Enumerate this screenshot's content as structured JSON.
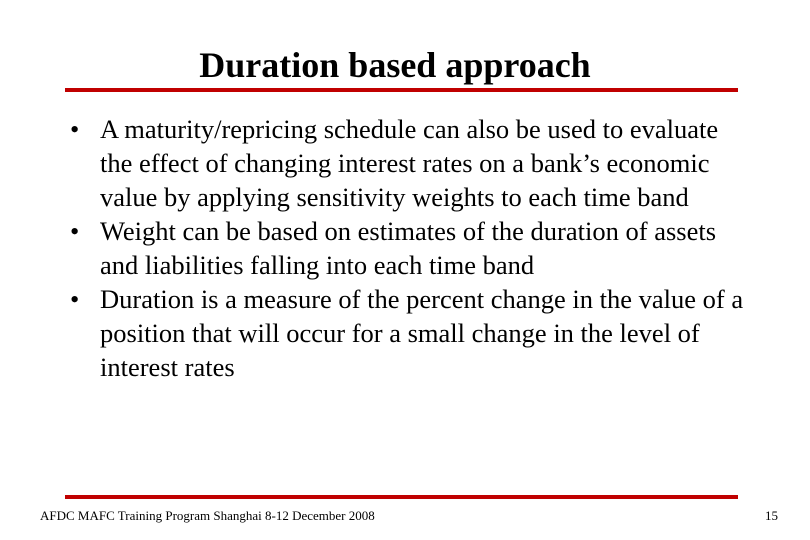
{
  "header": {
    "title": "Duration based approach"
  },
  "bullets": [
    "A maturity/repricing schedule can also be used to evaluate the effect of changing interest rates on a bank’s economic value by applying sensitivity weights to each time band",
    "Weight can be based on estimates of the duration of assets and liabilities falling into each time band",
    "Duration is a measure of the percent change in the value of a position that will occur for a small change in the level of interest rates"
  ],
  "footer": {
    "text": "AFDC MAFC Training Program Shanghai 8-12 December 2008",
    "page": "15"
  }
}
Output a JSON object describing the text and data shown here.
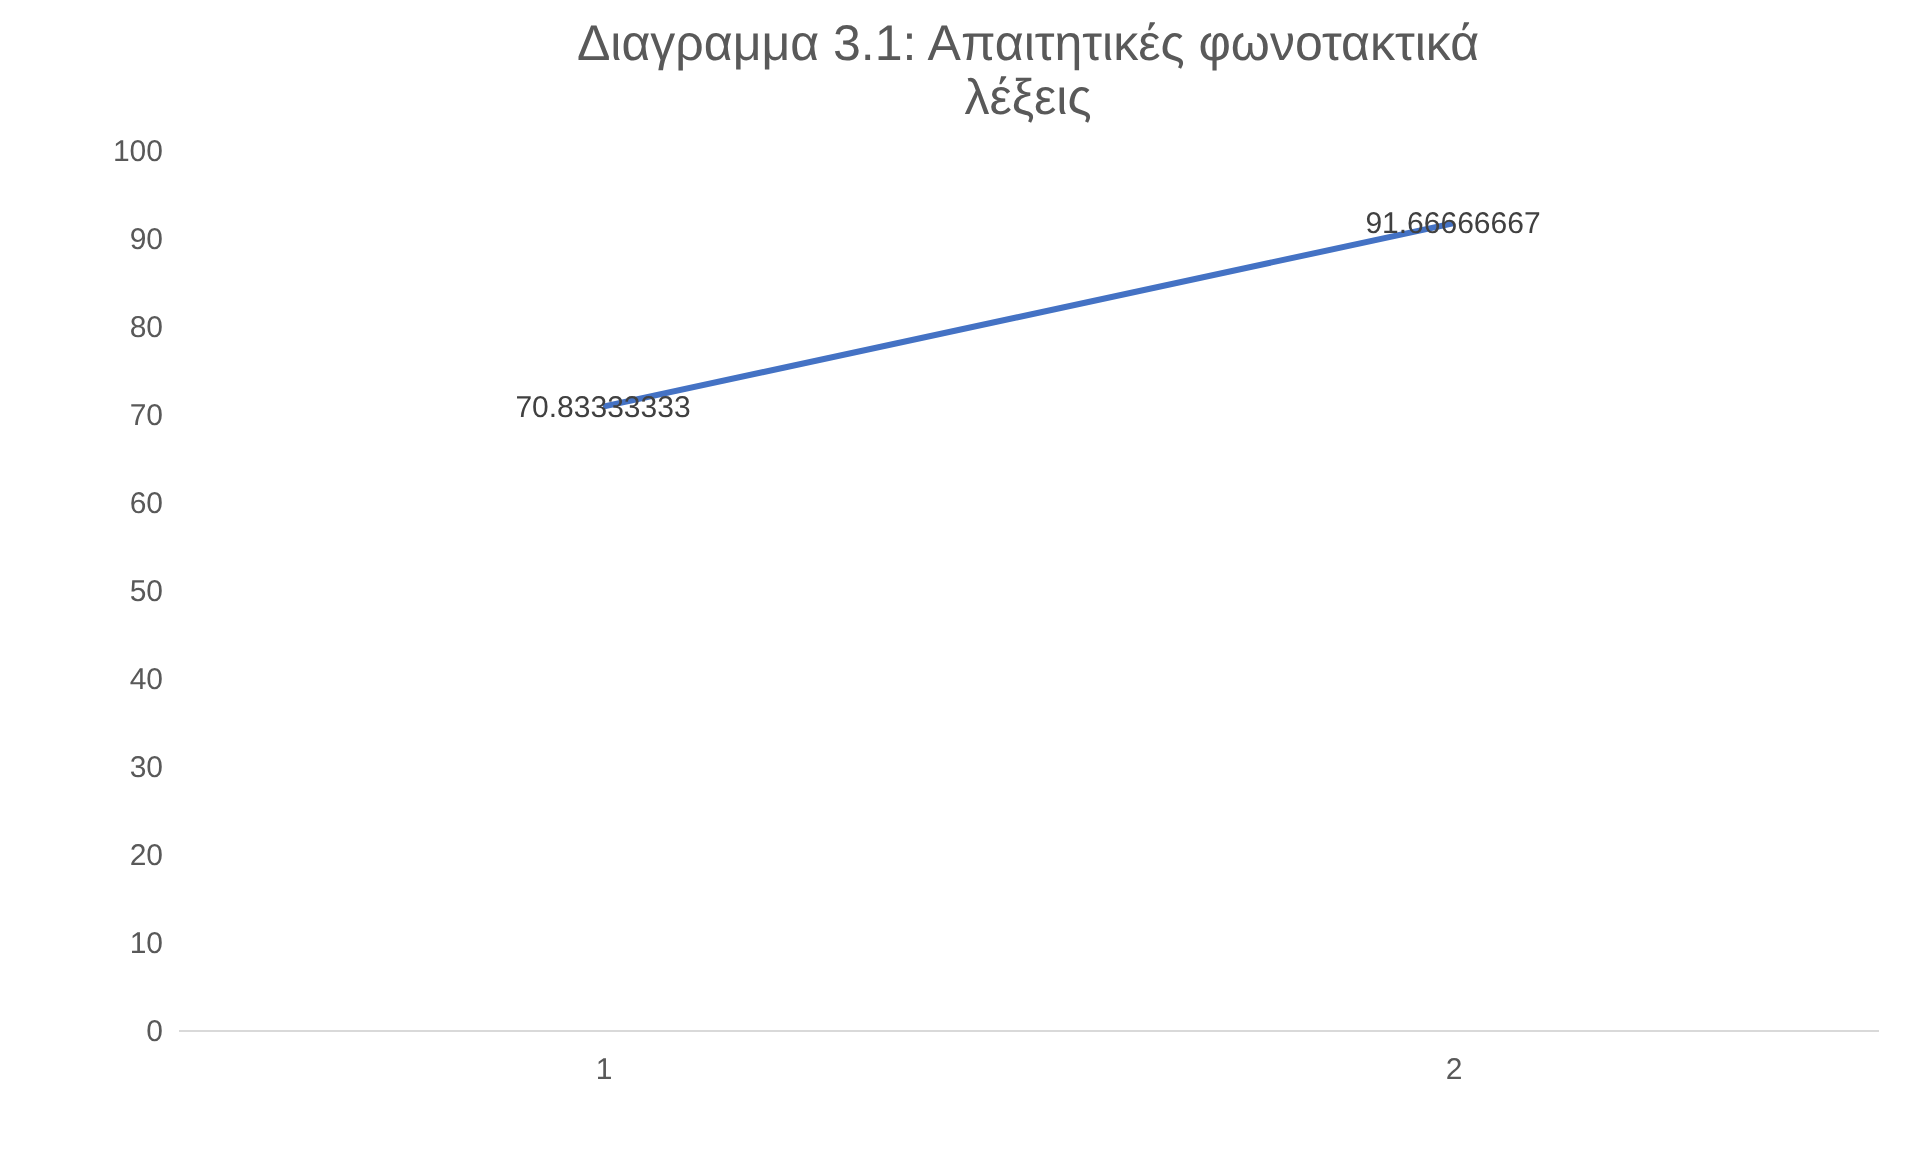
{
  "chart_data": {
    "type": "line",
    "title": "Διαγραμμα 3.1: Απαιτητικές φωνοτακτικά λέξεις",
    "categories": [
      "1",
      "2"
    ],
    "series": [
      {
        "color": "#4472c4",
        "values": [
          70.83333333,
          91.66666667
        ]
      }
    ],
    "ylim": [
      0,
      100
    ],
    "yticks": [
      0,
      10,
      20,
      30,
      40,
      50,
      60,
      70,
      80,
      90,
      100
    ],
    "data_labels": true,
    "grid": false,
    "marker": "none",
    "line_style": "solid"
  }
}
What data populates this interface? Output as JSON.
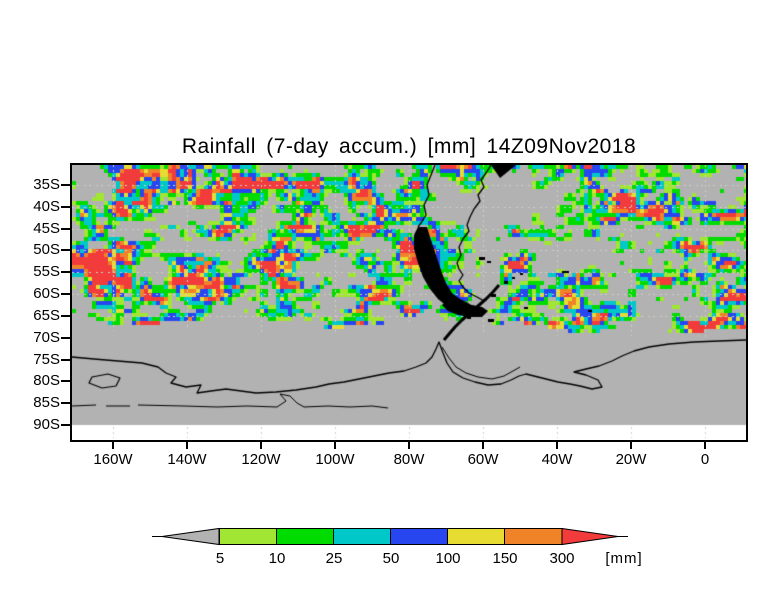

____

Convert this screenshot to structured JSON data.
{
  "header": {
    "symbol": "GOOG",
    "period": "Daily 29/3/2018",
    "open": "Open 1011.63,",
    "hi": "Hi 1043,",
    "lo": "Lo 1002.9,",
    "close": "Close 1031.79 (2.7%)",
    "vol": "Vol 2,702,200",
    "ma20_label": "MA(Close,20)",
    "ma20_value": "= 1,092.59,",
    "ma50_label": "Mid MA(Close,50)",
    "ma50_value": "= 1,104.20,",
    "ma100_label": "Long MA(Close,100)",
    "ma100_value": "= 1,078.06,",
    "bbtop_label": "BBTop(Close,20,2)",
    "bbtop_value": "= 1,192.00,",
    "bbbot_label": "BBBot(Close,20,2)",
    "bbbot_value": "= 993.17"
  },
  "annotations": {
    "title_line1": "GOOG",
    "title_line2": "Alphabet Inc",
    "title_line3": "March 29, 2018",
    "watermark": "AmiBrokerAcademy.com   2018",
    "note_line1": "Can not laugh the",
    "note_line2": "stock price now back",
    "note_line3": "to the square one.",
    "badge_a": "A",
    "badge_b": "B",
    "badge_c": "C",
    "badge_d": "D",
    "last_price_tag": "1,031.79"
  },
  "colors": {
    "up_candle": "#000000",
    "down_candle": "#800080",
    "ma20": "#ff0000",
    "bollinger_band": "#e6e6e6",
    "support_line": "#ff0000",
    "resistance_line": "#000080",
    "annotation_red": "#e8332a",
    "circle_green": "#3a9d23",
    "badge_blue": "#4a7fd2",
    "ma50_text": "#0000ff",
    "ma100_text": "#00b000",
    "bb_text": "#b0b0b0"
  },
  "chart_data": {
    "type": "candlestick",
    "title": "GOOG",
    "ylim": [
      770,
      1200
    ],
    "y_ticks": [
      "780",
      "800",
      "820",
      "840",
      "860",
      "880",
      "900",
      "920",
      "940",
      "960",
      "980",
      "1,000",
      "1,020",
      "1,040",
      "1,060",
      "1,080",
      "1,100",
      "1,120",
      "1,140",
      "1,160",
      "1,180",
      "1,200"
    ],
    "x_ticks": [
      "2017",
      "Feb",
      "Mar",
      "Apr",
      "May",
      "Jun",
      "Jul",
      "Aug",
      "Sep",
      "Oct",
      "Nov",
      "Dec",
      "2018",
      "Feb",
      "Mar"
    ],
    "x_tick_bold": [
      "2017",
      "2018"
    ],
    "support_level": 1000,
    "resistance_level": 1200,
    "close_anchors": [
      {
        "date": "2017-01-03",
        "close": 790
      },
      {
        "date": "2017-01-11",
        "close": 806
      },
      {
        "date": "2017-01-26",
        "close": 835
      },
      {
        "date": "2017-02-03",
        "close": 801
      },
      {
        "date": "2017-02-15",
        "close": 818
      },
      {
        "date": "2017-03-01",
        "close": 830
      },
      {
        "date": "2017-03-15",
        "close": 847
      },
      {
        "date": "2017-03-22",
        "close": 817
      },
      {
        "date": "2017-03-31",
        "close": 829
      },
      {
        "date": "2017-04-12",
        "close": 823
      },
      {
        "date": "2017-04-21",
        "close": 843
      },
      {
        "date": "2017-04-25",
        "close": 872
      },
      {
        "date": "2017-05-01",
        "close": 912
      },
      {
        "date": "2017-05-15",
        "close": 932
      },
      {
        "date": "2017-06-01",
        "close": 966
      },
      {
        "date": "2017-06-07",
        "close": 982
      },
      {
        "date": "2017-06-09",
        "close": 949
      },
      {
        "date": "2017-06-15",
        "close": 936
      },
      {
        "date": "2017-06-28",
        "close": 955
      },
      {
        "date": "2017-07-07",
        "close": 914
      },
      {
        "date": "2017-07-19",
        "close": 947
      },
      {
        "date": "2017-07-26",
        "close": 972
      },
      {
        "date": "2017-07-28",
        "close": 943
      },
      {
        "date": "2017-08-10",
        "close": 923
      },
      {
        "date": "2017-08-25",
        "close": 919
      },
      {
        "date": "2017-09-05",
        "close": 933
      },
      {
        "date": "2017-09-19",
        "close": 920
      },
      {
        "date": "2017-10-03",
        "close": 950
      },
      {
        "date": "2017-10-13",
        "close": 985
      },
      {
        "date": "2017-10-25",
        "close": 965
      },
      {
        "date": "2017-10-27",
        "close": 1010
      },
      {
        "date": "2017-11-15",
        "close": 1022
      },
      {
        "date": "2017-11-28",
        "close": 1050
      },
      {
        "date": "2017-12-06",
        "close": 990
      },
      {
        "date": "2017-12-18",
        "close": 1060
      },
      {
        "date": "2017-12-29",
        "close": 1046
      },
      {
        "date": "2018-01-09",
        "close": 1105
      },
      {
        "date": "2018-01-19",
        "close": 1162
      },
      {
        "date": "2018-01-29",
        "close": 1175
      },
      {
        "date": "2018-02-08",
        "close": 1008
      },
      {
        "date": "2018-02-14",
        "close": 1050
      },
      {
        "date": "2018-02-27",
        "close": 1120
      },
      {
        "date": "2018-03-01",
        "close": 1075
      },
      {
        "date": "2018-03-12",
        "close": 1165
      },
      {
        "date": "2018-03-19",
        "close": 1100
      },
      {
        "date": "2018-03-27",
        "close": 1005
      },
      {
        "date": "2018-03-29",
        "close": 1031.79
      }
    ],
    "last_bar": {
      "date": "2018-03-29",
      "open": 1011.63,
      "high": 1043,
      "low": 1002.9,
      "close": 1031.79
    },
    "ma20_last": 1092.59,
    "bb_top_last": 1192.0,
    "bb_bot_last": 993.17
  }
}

____

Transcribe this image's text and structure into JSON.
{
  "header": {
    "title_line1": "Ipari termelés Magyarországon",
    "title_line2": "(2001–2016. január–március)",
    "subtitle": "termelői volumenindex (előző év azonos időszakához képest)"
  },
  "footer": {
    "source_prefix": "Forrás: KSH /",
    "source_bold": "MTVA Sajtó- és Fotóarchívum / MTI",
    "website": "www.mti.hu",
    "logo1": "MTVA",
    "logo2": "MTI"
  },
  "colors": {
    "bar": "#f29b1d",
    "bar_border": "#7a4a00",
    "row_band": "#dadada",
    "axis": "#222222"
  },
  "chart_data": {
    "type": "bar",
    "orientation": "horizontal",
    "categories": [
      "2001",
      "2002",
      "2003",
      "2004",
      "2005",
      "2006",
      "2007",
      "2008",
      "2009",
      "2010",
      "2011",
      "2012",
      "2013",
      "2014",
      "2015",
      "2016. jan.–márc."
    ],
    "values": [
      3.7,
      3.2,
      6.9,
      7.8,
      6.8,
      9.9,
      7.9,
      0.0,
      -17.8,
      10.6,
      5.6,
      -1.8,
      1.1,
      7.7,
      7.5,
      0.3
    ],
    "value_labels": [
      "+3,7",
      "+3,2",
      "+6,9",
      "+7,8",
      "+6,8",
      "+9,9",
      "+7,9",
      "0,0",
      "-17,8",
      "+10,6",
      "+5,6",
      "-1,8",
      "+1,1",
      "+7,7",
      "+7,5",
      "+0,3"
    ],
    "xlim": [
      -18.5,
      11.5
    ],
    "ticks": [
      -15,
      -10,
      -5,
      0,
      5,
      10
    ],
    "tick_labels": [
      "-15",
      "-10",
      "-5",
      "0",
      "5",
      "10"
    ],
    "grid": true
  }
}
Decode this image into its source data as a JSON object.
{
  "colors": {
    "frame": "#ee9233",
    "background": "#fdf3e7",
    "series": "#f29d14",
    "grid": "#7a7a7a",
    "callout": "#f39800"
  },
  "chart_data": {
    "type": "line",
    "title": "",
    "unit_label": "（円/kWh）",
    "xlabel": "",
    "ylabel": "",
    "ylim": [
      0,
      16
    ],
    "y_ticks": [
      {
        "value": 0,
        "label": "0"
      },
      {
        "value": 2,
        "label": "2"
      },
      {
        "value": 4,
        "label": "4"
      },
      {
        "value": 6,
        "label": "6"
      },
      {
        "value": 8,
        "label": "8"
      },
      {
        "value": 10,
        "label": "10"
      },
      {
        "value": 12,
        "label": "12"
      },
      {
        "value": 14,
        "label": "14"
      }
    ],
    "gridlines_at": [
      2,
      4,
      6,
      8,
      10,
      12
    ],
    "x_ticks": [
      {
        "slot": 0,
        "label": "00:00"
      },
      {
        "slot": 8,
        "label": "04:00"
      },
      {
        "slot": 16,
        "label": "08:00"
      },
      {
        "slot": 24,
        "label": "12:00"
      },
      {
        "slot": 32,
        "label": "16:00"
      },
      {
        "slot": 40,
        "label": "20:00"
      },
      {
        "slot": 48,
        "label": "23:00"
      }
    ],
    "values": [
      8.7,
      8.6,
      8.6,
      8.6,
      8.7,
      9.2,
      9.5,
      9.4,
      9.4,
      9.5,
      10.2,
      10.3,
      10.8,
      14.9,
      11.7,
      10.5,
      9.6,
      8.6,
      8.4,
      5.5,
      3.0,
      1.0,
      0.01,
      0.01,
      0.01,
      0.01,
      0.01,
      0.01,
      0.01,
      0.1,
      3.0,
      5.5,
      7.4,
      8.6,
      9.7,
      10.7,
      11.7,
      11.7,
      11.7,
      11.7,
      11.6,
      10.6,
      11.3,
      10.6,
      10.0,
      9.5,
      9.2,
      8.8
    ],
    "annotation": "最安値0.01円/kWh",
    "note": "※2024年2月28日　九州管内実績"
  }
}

____

* **Work to complete**
From the records above, copy exactly the stretch from the line holding "Output a JSON" through the line holding "What data populates", both ends included, without the pictures.

* **Answer to the exercise**
Output a JSON object describing the text and data shown here.
{
  "chart_data": {
    "type": "line",
    "title": "Διαγραμμα 3.1: Απαιτητικές φωνοτακτικά λέξεις",
    "categories": [
      "1",
      "2"
    ],
    "series": [
      {
        "color": "#4472c4",
        "values": [
          70.83333333,
          91.66666667
        ]
      }
    ],
    "ylim": [
      0,
      100
    ],
    "yticks": [
      0,
      10,
      20,
      30,
      40,
      50,
      60,
      70,
      80,
      90,
      100
    ],
    "data_labels": true,
    "grid": false,
    "marker": "none",
    "line_style": "solid"
  }
}
What data populates this interface? Output as JSON.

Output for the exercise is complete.